DATA LISTING start

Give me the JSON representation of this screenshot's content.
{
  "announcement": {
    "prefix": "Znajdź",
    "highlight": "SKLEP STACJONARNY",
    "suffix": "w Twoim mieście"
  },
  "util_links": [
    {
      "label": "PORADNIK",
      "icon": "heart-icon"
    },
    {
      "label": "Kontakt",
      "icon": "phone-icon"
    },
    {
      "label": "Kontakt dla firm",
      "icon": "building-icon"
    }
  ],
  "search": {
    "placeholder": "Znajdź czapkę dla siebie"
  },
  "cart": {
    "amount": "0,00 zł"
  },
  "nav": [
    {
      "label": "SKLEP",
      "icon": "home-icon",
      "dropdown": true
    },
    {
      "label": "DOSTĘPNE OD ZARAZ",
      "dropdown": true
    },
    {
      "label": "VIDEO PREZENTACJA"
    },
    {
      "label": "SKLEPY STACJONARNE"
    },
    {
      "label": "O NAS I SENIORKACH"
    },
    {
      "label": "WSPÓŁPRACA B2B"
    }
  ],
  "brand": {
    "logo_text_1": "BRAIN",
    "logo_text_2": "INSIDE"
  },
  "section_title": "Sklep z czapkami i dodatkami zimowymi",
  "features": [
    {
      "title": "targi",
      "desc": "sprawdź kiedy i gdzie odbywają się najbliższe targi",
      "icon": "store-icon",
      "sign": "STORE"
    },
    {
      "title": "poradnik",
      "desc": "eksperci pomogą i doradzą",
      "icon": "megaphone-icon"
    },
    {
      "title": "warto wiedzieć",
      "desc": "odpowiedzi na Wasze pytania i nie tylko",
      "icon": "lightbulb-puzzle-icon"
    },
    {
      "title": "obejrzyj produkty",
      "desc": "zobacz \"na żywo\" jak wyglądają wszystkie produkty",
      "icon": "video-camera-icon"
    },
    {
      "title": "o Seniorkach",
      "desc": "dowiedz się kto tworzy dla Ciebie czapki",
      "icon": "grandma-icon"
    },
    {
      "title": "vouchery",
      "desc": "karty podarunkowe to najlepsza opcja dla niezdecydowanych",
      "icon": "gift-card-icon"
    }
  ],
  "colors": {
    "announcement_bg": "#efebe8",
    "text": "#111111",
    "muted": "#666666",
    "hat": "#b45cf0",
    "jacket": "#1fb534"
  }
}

DATA LISTING end

[THE TASK] Using the records above, select and copy every line that has the word "produkty".

[RESULT FOR THIS TASK]
      "title": "obejrzyj produkty",
      "desc": "zobacz \"na żywo\" jak wyglądają wszystkie produkty",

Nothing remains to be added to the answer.